-- START INPUT FOR THIS TASK --

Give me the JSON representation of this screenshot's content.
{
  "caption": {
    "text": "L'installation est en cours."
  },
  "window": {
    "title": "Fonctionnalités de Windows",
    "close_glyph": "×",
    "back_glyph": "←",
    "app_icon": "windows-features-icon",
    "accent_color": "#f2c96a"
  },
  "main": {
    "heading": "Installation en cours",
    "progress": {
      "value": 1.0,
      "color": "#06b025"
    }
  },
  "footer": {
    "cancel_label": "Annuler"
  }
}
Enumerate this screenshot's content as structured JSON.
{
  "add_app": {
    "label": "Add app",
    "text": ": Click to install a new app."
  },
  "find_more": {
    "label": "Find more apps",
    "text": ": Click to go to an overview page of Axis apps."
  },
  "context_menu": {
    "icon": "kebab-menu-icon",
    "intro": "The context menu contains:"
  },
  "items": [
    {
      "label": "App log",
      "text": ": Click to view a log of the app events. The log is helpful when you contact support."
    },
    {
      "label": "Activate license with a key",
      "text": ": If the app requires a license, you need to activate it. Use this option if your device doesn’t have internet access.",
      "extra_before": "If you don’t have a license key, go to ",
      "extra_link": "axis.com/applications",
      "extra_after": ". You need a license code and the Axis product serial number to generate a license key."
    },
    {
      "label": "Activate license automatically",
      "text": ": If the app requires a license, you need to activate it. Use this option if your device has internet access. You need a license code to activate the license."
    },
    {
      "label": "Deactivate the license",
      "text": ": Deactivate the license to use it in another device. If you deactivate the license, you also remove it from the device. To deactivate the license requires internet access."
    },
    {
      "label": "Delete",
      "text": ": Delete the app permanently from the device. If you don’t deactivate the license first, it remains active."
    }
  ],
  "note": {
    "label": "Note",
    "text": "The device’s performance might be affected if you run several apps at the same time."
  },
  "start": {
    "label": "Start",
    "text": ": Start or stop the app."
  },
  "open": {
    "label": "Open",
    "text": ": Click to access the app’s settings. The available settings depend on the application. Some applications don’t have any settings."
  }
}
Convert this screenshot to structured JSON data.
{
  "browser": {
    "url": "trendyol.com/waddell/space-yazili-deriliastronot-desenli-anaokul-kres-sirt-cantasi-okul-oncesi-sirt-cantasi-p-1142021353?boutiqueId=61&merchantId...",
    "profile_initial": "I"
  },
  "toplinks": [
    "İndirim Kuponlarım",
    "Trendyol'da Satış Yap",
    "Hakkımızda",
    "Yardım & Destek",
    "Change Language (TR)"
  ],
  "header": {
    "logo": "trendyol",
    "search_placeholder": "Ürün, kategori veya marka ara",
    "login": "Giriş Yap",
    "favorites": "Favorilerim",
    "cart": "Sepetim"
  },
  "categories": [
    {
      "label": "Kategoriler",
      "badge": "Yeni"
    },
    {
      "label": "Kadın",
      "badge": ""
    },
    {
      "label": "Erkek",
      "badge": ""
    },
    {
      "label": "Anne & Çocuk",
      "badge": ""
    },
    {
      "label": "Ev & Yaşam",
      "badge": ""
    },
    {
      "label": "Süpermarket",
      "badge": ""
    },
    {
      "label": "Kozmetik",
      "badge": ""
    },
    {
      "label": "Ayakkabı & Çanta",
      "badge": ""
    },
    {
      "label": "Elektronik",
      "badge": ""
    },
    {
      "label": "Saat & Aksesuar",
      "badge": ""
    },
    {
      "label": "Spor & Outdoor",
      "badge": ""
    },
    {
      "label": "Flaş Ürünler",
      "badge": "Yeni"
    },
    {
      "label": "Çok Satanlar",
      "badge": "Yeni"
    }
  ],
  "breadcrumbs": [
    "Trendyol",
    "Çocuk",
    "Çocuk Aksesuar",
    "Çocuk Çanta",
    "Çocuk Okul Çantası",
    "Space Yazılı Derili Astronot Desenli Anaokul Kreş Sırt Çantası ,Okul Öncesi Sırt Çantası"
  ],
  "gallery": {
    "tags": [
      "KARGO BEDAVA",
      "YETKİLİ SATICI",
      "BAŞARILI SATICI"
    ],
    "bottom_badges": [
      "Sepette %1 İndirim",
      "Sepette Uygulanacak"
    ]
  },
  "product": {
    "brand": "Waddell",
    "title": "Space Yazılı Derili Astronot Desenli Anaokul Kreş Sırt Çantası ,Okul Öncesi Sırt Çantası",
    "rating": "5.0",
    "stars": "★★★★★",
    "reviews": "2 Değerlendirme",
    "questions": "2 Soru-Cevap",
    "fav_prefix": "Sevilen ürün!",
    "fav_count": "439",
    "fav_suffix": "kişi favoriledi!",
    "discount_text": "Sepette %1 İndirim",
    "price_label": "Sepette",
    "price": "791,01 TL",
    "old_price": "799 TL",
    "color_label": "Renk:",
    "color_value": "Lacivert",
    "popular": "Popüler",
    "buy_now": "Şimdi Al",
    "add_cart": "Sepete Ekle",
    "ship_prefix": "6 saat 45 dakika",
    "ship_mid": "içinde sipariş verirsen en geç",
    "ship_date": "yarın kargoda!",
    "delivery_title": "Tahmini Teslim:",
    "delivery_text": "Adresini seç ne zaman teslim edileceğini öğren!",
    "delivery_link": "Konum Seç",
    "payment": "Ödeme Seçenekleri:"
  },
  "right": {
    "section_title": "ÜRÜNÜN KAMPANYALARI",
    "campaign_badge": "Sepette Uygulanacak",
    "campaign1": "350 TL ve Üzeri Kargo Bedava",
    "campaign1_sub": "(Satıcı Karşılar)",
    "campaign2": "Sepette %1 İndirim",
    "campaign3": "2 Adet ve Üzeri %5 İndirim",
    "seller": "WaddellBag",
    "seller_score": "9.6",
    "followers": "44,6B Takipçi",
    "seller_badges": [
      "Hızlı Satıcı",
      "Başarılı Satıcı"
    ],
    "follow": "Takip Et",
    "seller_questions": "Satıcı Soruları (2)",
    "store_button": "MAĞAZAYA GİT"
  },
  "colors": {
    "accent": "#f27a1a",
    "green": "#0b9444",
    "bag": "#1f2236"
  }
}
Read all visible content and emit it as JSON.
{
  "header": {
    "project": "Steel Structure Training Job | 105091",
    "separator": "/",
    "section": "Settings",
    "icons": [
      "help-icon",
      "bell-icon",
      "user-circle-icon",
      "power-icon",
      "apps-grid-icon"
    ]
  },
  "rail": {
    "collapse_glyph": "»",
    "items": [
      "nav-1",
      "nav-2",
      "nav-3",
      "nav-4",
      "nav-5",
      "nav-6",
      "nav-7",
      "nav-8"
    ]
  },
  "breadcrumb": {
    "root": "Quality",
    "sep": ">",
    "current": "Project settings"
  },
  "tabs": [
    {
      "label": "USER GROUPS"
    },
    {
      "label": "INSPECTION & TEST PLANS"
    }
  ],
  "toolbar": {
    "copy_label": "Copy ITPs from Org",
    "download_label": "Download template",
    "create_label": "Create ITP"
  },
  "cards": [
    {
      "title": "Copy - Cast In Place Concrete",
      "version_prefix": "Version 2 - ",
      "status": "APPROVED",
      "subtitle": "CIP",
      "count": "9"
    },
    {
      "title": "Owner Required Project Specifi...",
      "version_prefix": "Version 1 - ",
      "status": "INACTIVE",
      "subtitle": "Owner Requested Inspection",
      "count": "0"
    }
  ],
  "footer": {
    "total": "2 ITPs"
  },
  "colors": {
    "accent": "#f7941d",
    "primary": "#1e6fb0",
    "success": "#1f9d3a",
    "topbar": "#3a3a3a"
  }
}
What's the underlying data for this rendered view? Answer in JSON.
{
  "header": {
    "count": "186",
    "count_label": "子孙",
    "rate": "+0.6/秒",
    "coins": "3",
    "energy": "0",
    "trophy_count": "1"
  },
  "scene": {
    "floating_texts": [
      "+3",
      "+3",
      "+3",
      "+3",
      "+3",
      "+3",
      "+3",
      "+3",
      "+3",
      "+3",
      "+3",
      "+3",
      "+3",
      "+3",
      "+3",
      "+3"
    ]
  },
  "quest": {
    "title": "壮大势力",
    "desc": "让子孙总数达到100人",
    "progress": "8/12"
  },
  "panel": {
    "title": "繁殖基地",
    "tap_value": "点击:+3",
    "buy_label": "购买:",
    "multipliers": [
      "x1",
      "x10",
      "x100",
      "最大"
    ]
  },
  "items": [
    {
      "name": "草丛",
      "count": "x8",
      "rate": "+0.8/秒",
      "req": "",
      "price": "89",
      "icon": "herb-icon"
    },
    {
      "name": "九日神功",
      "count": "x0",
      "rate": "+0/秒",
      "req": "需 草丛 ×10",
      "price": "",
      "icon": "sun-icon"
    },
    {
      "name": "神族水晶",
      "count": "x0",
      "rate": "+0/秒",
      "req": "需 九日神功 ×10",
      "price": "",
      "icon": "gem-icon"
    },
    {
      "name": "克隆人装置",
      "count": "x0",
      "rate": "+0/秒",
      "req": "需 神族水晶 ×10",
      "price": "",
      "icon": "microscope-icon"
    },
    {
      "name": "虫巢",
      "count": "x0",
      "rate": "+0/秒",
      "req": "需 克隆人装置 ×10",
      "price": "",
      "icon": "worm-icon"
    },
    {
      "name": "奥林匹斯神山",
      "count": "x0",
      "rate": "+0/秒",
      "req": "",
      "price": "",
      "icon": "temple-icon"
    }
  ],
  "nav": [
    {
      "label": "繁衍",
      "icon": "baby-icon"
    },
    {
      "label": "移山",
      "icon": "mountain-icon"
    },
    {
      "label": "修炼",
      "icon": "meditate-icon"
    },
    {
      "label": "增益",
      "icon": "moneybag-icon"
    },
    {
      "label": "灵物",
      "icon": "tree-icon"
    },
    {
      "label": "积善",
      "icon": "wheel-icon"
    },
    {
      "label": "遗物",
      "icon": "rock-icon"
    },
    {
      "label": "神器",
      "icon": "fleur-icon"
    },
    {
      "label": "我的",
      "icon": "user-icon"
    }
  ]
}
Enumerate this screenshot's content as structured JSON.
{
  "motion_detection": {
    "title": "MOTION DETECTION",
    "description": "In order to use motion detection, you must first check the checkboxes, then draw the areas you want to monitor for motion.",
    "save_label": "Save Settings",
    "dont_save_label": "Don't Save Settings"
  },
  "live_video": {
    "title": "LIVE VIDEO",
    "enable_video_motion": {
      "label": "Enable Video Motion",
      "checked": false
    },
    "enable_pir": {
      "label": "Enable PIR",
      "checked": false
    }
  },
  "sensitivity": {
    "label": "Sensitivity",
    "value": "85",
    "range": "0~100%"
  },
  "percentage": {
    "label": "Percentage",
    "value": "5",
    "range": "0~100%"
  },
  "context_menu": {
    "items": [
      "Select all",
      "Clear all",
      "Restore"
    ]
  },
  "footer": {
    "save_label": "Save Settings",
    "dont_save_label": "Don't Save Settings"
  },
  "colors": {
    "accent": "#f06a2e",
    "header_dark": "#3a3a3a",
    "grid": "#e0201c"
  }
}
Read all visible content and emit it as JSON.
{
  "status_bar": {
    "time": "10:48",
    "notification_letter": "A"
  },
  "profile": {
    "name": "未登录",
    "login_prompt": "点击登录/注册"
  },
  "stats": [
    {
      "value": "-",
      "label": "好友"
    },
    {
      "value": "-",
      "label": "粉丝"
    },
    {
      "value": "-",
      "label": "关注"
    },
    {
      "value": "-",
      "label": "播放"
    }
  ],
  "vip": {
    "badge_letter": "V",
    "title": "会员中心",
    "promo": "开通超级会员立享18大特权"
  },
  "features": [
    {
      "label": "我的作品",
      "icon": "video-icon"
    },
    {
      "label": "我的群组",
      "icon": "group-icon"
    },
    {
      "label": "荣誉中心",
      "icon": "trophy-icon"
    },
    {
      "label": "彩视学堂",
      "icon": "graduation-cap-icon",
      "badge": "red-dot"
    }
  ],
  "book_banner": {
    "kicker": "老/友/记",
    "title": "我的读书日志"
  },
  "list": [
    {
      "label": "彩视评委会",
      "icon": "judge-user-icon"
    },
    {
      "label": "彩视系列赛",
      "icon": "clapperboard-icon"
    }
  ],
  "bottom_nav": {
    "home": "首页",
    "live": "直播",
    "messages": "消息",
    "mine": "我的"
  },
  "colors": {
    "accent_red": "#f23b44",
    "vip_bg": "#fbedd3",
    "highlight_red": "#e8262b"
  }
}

-- END INPUT FOR THIS TASK --

◆ **SHORT PROBLEM**
Report how many lines of the records above contain the word "internet", and give only that number.

◆ **SOLUTION TO THIS TASK**
3